Исходный отрывок>

'''

Напротив, Иоганн Иоахим Винкельман восхищается Платоном и обильно ссылается на него в своей «Истории искусства древности» (1764), фактически открывшей широкой публике Древнюю Грецию. Платоном зачитываются Гёльдерлин и Перси Биш Шелли. Вообще, Платон рассматривается эпохой, в первую очередь, как выдающийся литератор и стилист.
Произошедший благодаря Винкельману «поворот к грекам» и пробуждающееся чувство истории привели к тому, что греческая философия, наконец, получает «постоянную прописку» в своей эпохе. Впервые происходит это, судя по всему, у Дитриха Тидемана, автора шеститомного труда «Дух спекулятивной философии» (1791-1797). По мысли Тидемана, каждая эпоха обладает своим характером, определяющимся определенным сочетанием ведущих (наиболее «успешных») философских идей, политических, эстетических и проч. воззрений. Именно Тидеман ввел в научный оборот понятие «дух времени» (Zeitgeist), чтобы выразить мысль о тесной связи философии со всеми другими сферами жизни общества — политикой, правом, литературой, моралью, модой. Соответствие духу времени — и есть главный критерий философского учения, а вовсе не степень его «истинности». И в этом отношении философия древних греков в ее лучших образцах (как, например, платоновское учение) столь же совершенна, что и современная.
Философия Платона, доселе существовавшая как бы вне времени, начинает рассматриваться в историческом контексте, ее изучением занимается новейшая историческая наука — антиковедение. Показательно, что более чем сто лет, с конца XVIII до начала XX в., в вопросах изучения Платона господствовали немцы.
Первой научной монографией по Платону считается вышедшее в 1792-1795 гг. четырехтомное исследование «Система философии Платона». Ее автор, Вильгельм Готлиб Теннеман, вопреки господствующей традиции, рассматривал Платона не как мистика и духовидца, а как рационалиста, метафизика, создателя теории идей, предшественника Просвещения и философии Канта.

'''

Продолжите отрывок об изучении философии Платона в Новое время, начав сразу после его последнего предложения.

Сохранённый материал>
'''

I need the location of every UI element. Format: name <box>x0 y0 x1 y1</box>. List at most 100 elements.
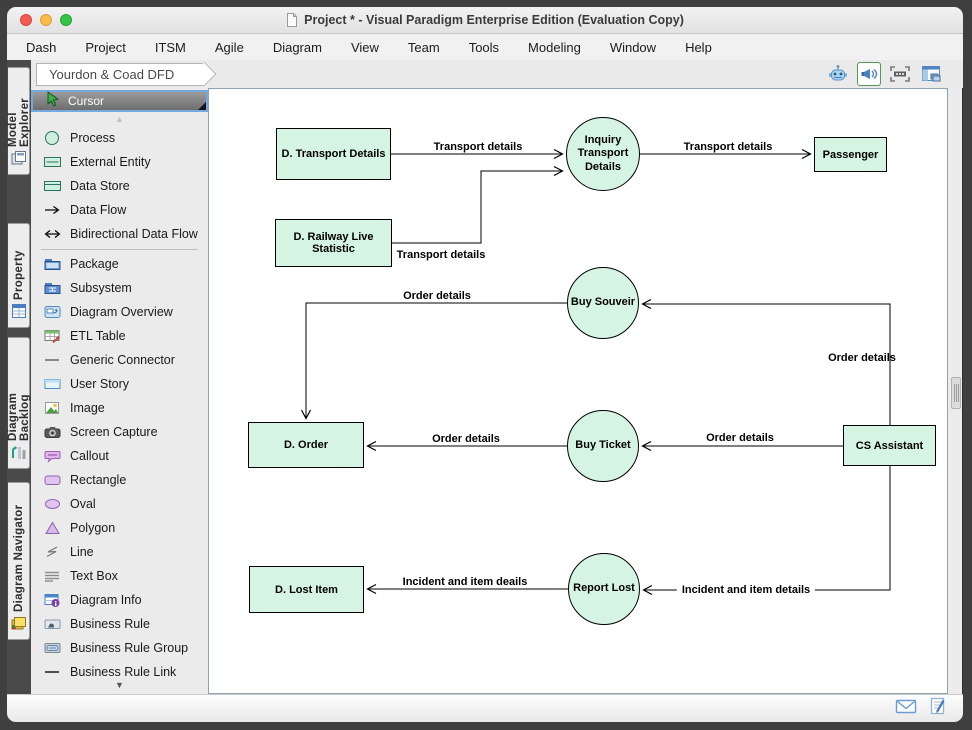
layout-panels-icon[interactable] <box>919 62 943 86</box>
palette-item-oval[interactable]: Oval <box>31 492 208 516</box>
palette-item-diagram-overview[interactable]: Diagram Overview <box>31 300 208 324</box>
generic-connector-icon <box>44 352 61 368</box>
palette-item-screen-capture[interactable]: Screen Capture <box>31 420 208 444</box>
minimize-button[interactable] <box>40 14 52 26</box>
work-area: Cursor ▲ Process External Entity Data St… <box>31 88 963 694</box>
cursor-tool[interactable]: Cursor <box>31 90 208 112</box>
external-entity-icon <box>44 154 61 170</box>
menu-agile[interactable]: Agile <box>215 40 244 55</box>
flow-label[interactable]: Transport details <box>397 249 486 261</box>
oval-icon <box>44 496 61 512</box>
user-story-icon <box>44 376 61 392</box>
window-frame: Project * - Visual Paradigm Enterprise E… <box>0 0 972 730</box>
menu-itsm[interactable]: ITSM <box>155 40 186 55</box>
menu-dash[interactable]: Dash <box>26 40 56 55</box>
palette-item-bidirectional-data-flow[interactable]: Bidirectional Data Flow <box>31 222 208 246</box>
menu-view[interactable]: View <box>351 40 379 55</box>
palette-item-etl-table[interactable]: ETL Table <box>31 324 208 348</box>
zoom-button[interactable] <box>60 14 72 26</box>
process-buy-souveir[interactable]: Buy Souveir <box>567 267 639 339</box>
tab-diagram-backlog[interactable]: Diagram Backlog <box>8 337 30 469</box>
menu-diagram[interactable]: Diagram <box>273 40 322 55</box>
palette-item-user-story[interactable]: User Story <box>31 372 208 396</box>
menu-window[interactable]: Window <box>610 40 656 55</box>
callout-icon <box>44 448 61 464</box>
menu-modeling[interactable]: Modeling <box>528 40 581 55</box>
fit-selection-icon[interactable] <box>888 62 912 86</box>
flow-label[interactable]: Order details <box>403 290 471 302</box>
palette-item-data-flow[interactable]: Data Flow <box>31 198 208 222</box>
menu-team[interactable]: Team <box>408 40 440 55</box>
announcement-icon[interactable] <box>857 62 881 86</box>
flow-label[interactable]: Order details <box>828 352 896 364</box>
flow-transport-details-2[interactable] <box>392 171 562 243</box>
line-icon <box>44 544 61 560</box>
palette-item-data-store[interactable]: Data Store <box>31 174 208 198</box>
palette-item-image[interactable]: Image <box>31 396 208 420</box>
palette-divider <box>41 249 198 250</box>
menu-project[interactable]: Project <box>85 40 125 55</box>
palette-item-callout[interactable]: Callout <box>31 444 208 468</box>
palette-item-diagram-info[interactable]: Diagram Info <box>31 588 208 612</box>
palette-item-text-box[interactable]: Text Box <box>31 564 208 588</box>
palette-item-external-entity[interactable]: External Entity <box>31 150 208 174</box>
process-inquiry-transport-details[interactable]: Inquiry Transport Details <box>566 117 640 191</box>
panel-splitter-handle[interactable] <box>951 377 961 409</box>
tab-diagram-navigator[interactable]: Diagram Navigator <box>8 482 30 640</box>
palette-item-business-rule-group[interactable]: Business Rule Group <box>31 636 208 660</box>
diagram-canvas[interactable]: D. Transport Details D. Railway Live Sta… <box>208 88 948 694</box>
flow-label[interactable]: Order details <box>432 433 500 445</box>
image-icon <box>44 400 61 416</box>
menu-bar: Dash Project ITSM Agile Diagram View Tea… <box>7 34 963 60</box>
tab-property[interactable]: Property <box>8 223 30 328</box>
process-buy-ticket[interactable]: Buy Ticket <box>567 410 639 482</box>
robot-assistant-icon[interactable] <box>826 62 850 86</box>
palette-item-line[interactable]: Line <box>31 540 208 564</box>
flow-label[interactable]: Incident and item deails <box>403 576 528 588</box>
close-button[interactable] <box>20 14 32 26</box>
palette-item-polygon[interactable]: Polygon <box>31 516 208 540</box>
palette-scroll-down[interactable]: ▼ <box>31 678 208 692</box>
palette-item-process[interactable]: Process <box>31 126 208 150</box>
content-area: Model Explorer Property Diagram Backlog … <box>7 60 963 694</box>
app-window: Project * - Visual Paradigm Enterprise E… <box>7 7 963 722</box>
menu-tools[interactable]: Tools <box>469 40 499 55</box>
status-bar <box>7 694 963 722</box>
edit-document-icon[interactable] <box>929 697 947 721</box>
message-icon[interactable] <box>895 698 917 720</box>
palette-item-business-rule[interactable]: Business Rule <box>31 612 208 636</box>
palette-item-package[interactable]: Package <box>31 252 208 276</box>
tab-model-explorer[interactable]: Model Explorer <box>8 67 30 175</box>
data-store-lost-item[interactable]: D. Lost Item <box>249 566 364 613</box>
palette-scroll-up[interactable]: ▲ <box>31 112 208 126</box>
subsystem-icon <box>44 280 61 296</box>
flow-incident-cs-report[interactable] <box>644 466 890 590</box>
data-store-transport-details[interactable]: D. Transport Details <box>276 128 391 180</box>
flow-order-details-souveir[interactable] <box>306 303 567 418</box>
side-tab-strip: Model Explorer Property Diagram Backlog … <box>7 60 31 694</box>
palette-item-subsystem[interactable]: Subsystem <box>31 276 208 300</box>
palette-item-rectangle[interactable]: Rectangle <box>31 468 208 492</box>
data-flow-icon <box>44 202 61 218</box>
data-store-order[interactable]: D. Order <box>248 422 364 468</box>
palette-item-generic-connector[interactable]: Generic Connector <box>31 348 208 372</box>
flow-label[interactable]: Incident and item details <box>677 584 815 596</box>
flow-order-details-cs-souveir[interactable] <box>643 304 890 425</box>
process-report-lost[interactable]: Report Lost <box>568 553 640 625</box>
flow-label[interactable]: Transport details <box>434 141 523 153</box>
title-bar[interactable]: Project * - Visual Paradigm Enterprise E… <box>7 7 963 34</box>
bidirectional-data-flow-icon <box>44 226 61 242</box>
cursor-dropdown-corner[interactable] <box>198 102 206 110</box>
flow-label[interactable]: Order details <box>706 432 774 444</box>
model-explorer-icon <box>11 150 27 171</box>
menu-help[interactable]: Help <box>685 40 712 55</box>
toolbar-icons <box>826 62 943 86</box>
flow-label[interactable]: Transport details <box>684 141 773 153</box>
breadcrumb[interactable]: Yourdon & Coad DFD <box>36 63 204 86</box>
package-icon <box>44 256 61 272</box>
breadcrumb-label: Yourdon & Coad DFD <box>49 67 174 82</box>
polygon-icon <box>44 520 61 536</box>
data-store-railway-live-statistic[interactable]: D. Railway Live Statistic <box>275 219 392 267</box>
entity-cs-assistant[interactable]: CS Assistant <box>843 425 936 466</box>
entity-passenger[interactable]: Passenger <box>814 137 887 172</box>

'''

Результат выполнения>
Позицию Теннемана разделял и Фридрих Шлейермахер, протестантский богослов и основоположник современной филологической герменевтики, предлагавший, однако, дополнить теннемановское аналитическое препарирование Платона «психологическими» методами, позволяющими воссоздать «авторскую медитацию», т.е. стиль мышления. В самом начале XIX в., во время работы над переводами Платона на немецкий язык (их издание до сих пор считается самым авторитетным в Германии), Шлейермахер использовал этот метод для определения принадлежности платоновских текстов, оспорив авторство ряда второстепенных диалогов и приняв таким образом участие в яростной дискуссии относительно аутентичности наследия Платона, начавшейся в конце XVIII в. «Если, например, мы сравним диалоги, ложно приписываемые Платону, с подлинными, — замечает немецкий философ, — то обнаружим, что первые, несмотря на диалогическую форму, отличаются сухостью, им не достает собственной творческой силы, они тяготеют к простому логическому разделению, а в произведениях Платона
всего этого вовсе нет. Здесь, следовательно, первым толчком к критическому исследованию является восприятие характера произведения»(56).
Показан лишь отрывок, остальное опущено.